### REQUEST
Write the data out again, exactly as given.

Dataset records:
········

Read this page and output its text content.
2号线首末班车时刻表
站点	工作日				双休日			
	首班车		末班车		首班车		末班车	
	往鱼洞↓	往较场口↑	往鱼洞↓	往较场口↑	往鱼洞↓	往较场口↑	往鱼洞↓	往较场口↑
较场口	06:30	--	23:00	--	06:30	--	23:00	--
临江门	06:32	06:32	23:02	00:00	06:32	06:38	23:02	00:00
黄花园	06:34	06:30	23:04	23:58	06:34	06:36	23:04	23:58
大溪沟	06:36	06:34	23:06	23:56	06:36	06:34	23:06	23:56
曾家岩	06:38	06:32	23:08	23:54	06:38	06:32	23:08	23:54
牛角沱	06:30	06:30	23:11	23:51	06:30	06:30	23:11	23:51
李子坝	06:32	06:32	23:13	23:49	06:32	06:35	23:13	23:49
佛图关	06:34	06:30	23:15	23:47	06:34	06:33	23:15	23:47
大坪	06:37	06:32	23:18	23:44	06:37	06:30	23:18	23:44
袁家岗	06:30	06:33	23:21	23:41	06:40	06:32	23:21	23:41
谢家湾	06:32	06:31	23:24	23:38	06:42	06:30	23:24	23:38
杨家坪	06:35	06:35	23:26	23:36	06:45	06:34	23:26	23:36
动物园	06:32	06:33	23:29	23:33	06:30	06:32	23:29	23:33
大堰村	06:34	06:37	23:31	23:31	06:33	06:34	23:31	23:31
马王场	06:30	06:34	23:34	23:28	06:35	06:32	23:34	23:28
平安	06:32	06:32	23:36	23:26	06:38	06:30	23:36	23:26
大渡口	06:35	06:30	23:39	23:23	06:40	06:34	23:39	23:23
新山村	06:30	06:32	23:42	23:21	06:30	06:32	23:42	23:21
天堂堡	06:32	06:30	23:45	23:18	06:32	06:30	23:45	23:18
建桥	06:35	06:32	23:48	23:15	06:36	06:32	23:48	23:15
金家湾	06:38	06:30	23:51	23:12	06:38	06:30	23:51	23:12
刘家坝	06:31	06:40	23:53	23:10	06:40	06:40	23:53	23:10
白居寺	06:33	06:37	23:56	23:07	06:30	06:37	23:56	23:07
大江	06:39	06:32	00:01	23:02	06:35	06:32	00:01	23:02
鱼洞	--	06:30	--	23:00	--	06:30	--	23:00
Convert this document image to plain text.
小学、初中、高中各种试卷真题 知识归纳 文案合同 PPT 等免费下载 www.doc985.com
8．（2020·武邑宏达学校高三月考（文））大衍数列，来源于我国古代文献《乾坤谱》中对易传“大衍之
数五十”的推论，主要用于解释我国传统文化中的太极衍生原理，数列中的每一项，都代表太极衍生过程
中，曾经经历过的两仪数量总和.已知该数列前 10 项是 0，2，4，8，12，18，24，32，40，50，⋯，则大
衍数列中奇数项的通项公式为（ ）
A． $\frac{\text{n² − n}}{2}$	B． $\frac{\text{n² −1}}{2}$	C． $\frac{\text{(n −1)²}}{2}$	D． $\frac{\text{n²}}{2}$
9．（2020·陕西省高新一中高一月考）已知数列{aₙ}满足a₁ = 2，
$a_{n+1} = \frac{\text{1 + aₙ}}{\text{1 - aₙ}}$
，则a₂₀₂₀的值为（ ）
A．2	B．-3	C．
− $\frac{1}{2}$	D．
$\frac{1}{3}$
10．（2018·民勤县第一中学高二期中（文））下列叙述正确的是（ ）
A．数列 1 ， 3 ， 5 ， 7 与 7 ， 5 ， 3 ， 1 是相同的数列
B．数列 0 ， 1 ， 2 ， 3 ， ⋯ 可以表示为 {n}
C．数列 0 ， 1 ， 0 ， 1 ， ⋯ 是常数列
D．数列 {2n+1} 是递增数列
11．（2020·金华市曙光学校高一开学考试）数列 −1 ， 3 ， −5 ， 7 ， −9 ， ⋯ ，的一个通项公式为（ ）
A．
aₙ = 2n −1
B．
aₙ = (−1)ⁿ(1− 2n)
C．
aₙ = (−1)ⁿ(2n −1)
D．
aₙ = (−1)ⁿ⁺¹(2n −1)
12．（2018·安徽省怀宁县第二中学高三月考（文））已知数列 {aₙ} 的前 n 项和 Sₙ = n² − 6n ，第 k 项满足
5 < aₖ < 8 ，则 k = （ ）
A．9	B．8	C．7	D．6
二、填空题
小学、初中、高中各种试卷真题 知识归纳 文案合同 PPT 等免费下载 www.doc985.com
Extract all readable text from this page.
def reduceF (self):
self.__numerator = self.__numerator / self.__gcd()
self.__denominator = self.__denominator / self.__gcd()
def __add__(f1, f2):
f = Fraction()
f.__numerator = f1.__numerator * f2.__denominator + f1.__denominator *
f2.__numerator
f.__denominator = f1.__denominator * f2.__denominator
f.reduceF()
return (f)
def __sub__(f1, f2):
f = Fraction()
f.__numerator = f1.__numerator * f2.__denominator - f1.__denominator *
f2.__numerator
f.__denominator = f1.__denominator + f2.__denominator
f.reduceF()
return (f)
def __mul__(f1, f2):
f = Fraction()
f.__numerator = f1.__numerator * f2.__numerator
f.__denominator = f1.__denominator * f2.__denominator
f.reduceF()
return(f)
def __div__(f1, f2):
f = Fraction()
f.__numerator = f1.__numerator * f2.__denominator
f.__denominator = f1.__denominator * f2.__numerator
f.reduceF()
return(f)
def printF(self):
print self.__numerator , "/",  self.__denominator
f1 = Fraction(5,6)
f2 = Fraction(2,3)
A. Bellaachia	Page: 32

········

### RESULT OF THIS TASK
Read this page and output its text content.
2号线首末班车时刻表
站点	工作日				双休日			
	首班车		末班车		首班车		末班车	
	往鱼洞↓	往较场口↑	往鱼洞↓	往较场口↑	往鱼洞↓	往较场口↑	往鱼洞↓	往较场口↑
较场口	06:30	--	23:00	--	06:30	--	23:00	--
临江门	06:32	06:32	23:02	00:00	06:32	06:38	23:02	00:00
黄花园	06:34	06:30	23:04	23:58	06:34	06:36	23:04	23:58
大溪沟	06:36	06:34	23:06	23:56	06:36	06:34	23:06	23:56
曾家岩	06:38	06:32	23:08	23:54	06:38	06:32	23:08	23:54
牛角沱	06:30	06:30	23:11	23:51	06:30	06:30	23:11	23:51
李子坝	06:32	06:32	23:13	23:49	06:32	06:35	23:13	23:49
佛图关	06:34	06:30	23:15	23:47	06:34	06:33	23:15	23:47
大坪	06:37	06:32	23:18	23:44	06:37	06:30	23:18	23:44
袁家岗	06:30	06:33	23:21	23:41	06:40	06:32	23:21	23:41
谢家湾	06:32	06:31	23:24	23:38	06:42	06:30	23:24	23:38
杨家坪	06:35	06:35	23:26	23:36	06:45	06:34	23:26	23:36
动物园	06:32	06:33	23:29	23:33	06:30	06:32	23:29	23:33
大堰村	06:34	06:37	23:31	23:31	06:33	06:34	23:31	23:31
马王场	06:30	06:34	23:34	23:28	06:35	06:32	23:34	23:28
平安	06:32	06:32	23:36	23:26	06:38	06:30	23:36	23:26
大渡口	06:35	06:30	23:39	23:23	06:40	06:34	23:39	23:23
新山村	06:30	06:32	23:42	23:21	06:30	06:32	23:42	23:21
天堂堡	06:32	06:30	23:45	23:18	06:32	06:30	23:45	23:18
建桥	06:35	06:32	23:48	23:15	06:36	06:32	23:48	23:15
金家湾	06:38	06:30	23:51	23:12	06:38	06:30	23:51	23:12
刘家坝	06:31	06:40	23:53	23:10	06:40	06:40	23:53	23:10
白居寺	06:33	06:37	23:56	23:07	06:30	06:37	23:56	23:07
大江	06:39	06:32	00:01	23:02	06:35	06:32	00:01	23:02
鱼洞	--	06:30	--	23:00	--	06:30	--	23:00
Convert this document image to plain text.
小学、初中、高中各种试卷真题 知识归纳 文案合同 PPT 等免费下载 www.doc985.com
8．（2020·武邑宏达学校高三月考（文））大衍数列，来源于我国古代文献《乾坤谱》中对易传“大衍之
数五十”的推论，主要用于解释我国传统文化中的太极衍生原理，数列中的每一项，都代表太极衍生过程
中，曾经经历过的两仪数量总和.已知该数列前 10 项是 0，2，4，8，12，18，24，32，40，50，⋯，则大
衍数列中奇数项的通项公式为（ ）
A． $\frac{\text{n² − n}}{2}$	B． $\frac{\text{n² −1}}{2}$	C． $\frac{\text{(n −1)²}}{2}$	D． $\frac{\text{n²}}{2}$
9．（2020·陕西省高新一中高一月考）已知数列{aₙ}满足a₁ = 2，
$a_{n+1} = \frac{\text{1 + aₙ}}{\text{1 - aₙ}}$
，则a₂₀₂₀的值为（ ）
A．2	B．-3	C．
− $\frac{1}{2}$	D．
$\frac{1}{3}$
10．（2018·民勤县第一中学高二期中（文））下列叙述正确的是（ ）
A．数列 1 ， 3 ， 5 ， 7 与 7 ， 5 ， 3 ， 1 是相同的数列
B．数列 0 ， 1 ， 2 ， 3 ， ⋯ 可以表示为 {n}
C．数列 0 ， 1 ， 0 ， 1 ， ⋯ 是常数列
D．数列 {2n+1} 是递增数列
11．（2020·金华市曙光学校高一开学考试）数列 −1 ， 3 ， −5 ， 7 ， −9 ， ⋯ ，的一个通项公式为（ ）
A．
aₙ = 2n −1
B．
aₙ = (−1)ⁿ(1− 2n)
C．
aₙ = (−1)ⁿ(2n −1)
D．
aₙ = (−1)ⁿ⁺¹(2n −1)
12．（2018·安徽省怀宁县第二中学高三月考（文））已知数列 {aₙ} 的前 n 项和 Sₙ = n² − 6n ，第 k 项满足
5 < aₖ < 8 ，则 k = （ ）
A．9	B．8	C．7	D．6
二、填空题
小学、初中、高中各种试卷真题 知识归纳 文案合同 PPT 等免费下载 www.doc985.com
Extract all readable text from this page.
def reduceF (self):
self.__numerator = self.__numerator / self.__gcd()
self.__denominator = self.__denominator / self.__gcd()
def __add__(f1, f2):
f = Fraction()
f.__numerator = f1.__numerator * f2.__denominator + f1.__denominator *
f2.__numerator
f.__denominator = f1.__denominator * f2.__denominator
f.reduceF()
return (f)
def __sub__(f1, f2):
f = Fraction()
f.__numerator = f1.__numerator * f2.__denominator - f1.__denominator *
f2.__numerator
f.__denominator = f1.__denominator + f2.__denominator
f.reduceF()
return (f)
def __mul__(f1, f2):
f = Fraction()
f.__numerator = f1.__numerator * f2.__numerator
f.__denominator = f1.__denominator * f2.__denominator
f.reduceF()
return(f)
def __div__(f1, f2):
f = Fraction()
f.__numerator = f1.__numerator * f2.__denominator
f.__denominator = f1.__denominator * f2.__numerator
f.reduceF()
return(f)
def printF(self):
print self.__numerator , "/",  self.__denominator
f1 = Fraction(5,6)
f2 = Fraction(2,3)
A. Bellaachia	Page: 32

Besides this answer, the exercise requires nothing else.